What the task requires:
Write out every entry exactly as it appears.

START Input rows

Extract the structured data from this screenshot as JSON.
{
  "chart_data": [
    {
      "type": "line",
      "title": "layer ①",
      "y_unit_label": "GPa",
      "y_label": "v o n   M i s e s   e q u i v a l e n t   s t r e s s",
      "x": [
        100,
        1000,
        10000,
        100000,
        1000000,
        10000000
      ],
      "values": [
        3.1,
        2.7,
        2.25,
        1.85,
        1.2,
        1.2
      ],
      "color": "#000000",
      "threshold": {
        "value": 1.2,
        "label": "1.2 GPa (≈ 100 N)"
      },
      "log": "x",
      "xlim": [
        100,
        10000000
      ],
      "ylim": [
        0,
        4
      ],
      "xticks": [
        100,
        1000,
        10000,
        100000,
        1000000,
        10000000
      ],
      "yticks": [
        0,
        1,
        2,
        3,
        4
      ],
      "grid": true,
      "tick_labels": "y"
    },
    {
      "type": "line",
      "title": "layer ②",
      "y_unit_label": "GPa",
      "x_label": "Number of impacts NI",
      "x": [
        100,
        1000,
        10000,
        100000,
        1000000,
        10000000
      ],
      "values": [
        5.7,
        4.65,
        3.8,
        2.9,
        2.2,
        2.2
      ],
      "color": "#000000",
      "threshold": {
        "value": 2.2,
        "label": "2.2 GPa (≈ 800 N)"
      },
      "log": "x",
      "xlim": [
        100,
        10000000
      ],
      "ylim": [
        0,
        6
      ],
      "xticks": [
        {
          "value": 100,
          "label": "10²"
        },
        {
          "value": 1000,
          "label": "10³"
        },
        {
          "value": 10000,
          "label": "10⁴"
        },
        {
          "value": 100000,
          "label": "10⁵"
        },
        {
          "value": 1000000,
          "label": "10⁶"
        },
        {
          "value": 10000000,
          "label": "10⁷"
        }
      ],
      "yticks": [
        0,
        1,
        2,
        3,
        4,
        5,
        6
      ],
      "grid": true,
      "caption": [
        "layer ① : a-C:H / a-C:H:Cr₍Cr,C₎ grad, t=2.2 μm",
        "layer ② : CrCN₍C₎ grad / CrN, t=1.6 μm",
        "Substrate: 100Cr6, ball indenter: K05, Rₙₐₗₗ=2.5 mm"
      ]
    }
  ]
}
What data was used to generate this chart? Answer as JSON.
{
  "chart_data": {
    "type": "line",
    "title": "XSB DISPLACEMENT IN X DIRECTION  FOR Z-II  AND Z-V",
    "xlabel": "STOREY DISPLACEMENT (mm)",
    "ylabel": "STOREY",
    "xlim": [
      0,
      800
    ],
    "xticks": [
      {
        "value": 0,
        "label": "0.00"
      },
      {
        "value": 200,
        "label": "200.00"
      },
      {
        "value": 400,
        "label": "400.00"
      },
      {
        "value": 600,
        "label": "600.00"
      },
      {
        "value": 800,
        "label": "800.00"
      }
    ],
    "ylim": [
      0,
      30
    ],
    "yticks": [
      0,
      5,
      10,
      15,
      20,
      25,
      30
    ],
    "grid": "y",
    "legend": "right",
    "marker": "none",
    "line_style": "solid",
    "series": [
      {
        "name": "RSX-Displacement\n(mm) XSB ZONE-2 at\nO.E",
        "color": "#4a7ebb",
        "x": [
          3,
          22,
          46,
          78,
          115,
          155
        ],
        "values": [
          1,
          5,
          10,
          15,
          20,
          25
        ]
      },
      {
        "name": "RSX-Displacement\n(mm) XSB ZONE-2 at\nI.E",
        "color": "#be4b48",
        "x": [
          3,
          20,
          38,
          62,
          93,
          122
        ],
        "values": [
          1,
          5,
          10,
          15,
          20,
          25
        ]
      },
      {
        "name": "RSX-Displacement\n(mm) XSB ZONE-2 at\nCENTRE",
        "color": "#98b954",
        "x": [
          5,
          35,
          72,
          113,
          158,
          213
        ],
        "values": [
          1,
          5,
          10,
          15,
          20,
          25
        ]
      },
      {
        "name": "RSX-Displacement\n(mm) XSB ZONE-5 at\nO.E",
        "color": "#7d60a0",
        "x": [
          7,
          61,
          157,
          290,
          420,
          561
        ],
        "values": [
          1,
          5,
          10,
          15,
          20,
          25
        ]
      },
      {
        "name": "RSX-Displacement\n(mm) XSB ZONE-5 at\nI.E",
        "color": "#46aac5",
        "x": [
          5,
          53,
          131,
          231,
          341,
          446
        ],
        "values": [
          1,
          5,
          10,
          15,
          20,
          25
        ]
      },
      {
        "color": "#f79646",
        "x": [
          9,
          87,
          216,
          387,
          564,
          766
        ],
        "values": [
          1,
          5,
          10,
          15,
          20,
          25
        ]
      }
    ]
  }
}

END Input rows

Full response:
Extract the structured data from this screenshot as JSON.
{
  "chart_data": [
    {
      "type": "line",
      "title": "layer ①",
      "y_unit_label": "GPa",
      "y_label": "v o n   M i s e s   e q u i v a l e n t   s t r e s s",
      "x": [
        100,
        1000,
        10000,
        100000,
        1000000,
        10000000
      ],
      "values": [
        3.1,
        2.7,
        2.25,
        1.85,
        1.2,
        1.2
      ],
      "color": "#000000",
      "threshold": {
        "value": 1.2,
        "label": "1.2 GPa (≈ 100 N)"
      },
      "log": "x",
      "xlim": [
        100,
        10000000
      ],
      "ylim": [
        0,
        4
      ],
      "xticks": [
        100,
        1000,
        10000,
        100000,
        1000000,
        10000000
      ],
      "yticks": [
        0,
        1,
        2,
        3,
        4
      ],
      "grid": true,
      "tick_labels": "y"
    },
    {
      "type": "line",
      "title": "layer ②",
      "y_unit_label": "GPa",
      "x_label": "Number of impacts NI",
      "x": [
        100,
        1000,
        10000,
        100000,
        1000000,
        10000000
      ],
      "values": [
        5.7,
        4.65,
        3.8,
        2.9,
        2.2,
        2.2
      ],
      "color": "#000000",
      "threshold": {
        "value": 2.2,
        "label": "2.2 GPa (≈ 800 N)"
      },
      "log": "x",
      "xlim": [
        100,
        10000000
      ],
      "ylim": [
        0,
        6
      ],
      "xticks": [
        {
          "value": 100,
          "label": "10²"
        },
        {
          "value": 1000,
          "label": "10³"
        },
        {
          "value": 10000,
          "label": "10⁴"
        },
        {
          "value": 100000,
          "label": "10⁵"
        },
        {
          "value": 1000000,
          "label": "10⁶"
        },
        {
          "value": 10000000,
          "label": "10⁷"
        }
      ],
      "yticks": [
        0,
        1,
        2,
        3,
        4,
        5,
        6
      ],
      "grid": true,
      "caption": [
        "layer ① : a-C:H / a-C:H:Cr₍Cr,C₎ grad, t=2.2 μm",
        "layer ② : CrCN₍C₎ grad / CrN, t=1.6 μm",
        "Substrate: 100Cr6, ball indenter: K05, Rₙₐₗₗ=2.5 mm"
      ]
    }
  ]
}
What data was used to generate this chart? Answer as JSON.
{
  "chart_data": {
    "type": "line",
    "title": "XSB DISPLACEMENT IN X DIRECTION  FOR Z-II  AND Z-V",
    "xlabel": "STOREY DISPLACEMENT (mm)",
    "ylabel": "STOREY",
    "xlim": [
      0,
      800
    ],
    "xticks": [
      {
        "value": 0,
        "label": "0.00"
      },
      {
        "value": 200,
        "label": "200.00"
      },
      {
        "value": 400,
        "label": "400.00"
      },
      {
        "value": 600,
        "label": "600.00"
      },
      {
        "value": 800,
        "label": "800.00"
      }
    ],
    "ylim": [
      0,
      30
    ],
    "yticks": [
      0,
      5,
      10,
      15,
      20,
      25,
      30
    ],
    "grid": "y",
    "legend": "right",
    "marker": "none",
    "line_style": "solid",
    "series": [
      {
        "name": "RSX-Displacement\n(mm) XSB ZONE-2 at\nO.E",
        "color": "#4a7ebb",
        "x": [
          3,
          22,
          46,
          78,
          115,
          155
        ],
        "values": [
          1,
          5,
          10,
          15,
          20,
          25
        ]
      },
      {
        "name": "RSX-Displacement\n(mm) XSB ZONE-2 at\nI.E",
        "color": "#be4b48",
        "x": [
          3,
          20,
          38,
          62,
          93,
          122
        ],
        "values": [
          1,
          5,
          10,
          15,
          20,
          25
        ]
      },
      {
        "name": "RSX-Displacement\n(mm) XSB ZONE-2 at\nCENTRE",
        "color": "#98b954",
        "x": [
          5,
          35,
          72,
          113,
          158,
          213
        ],
        "values": [
          1,
          5,
          10,
          15,
          20,
          25
        ]
      },
      {
        "name": "RSX-Displacement\n(mm) XSB ZONE-5 at\nO.E",
        "color": "#7d60a0",
        "x": [
          7,
          61,
          157,
          290,
          420,
          561
        ],
        "values": [
          1,
          5,
          10,
          15,
          20,
          25
        ]
      },
      {
        "name": "RSX-Displacement\n(mm) XSB ZONE-5 at\nI.E",
        "color": "#46aac5",
        "x": [
          5,
          53,
          131,
          231,
          341,
          446
        ],
        "values": [
          1,
          5,
          10,
          15,
          20,
          25
        ]
      },
      {
        "color": "#f79646",
        "x": [
          9,
          87,
          216,
          387,
          564,
          766
        ],
        "values": [
          1,
          5,
          10,
          15,
          20,
          25
        ]
      }
    ]
  }
}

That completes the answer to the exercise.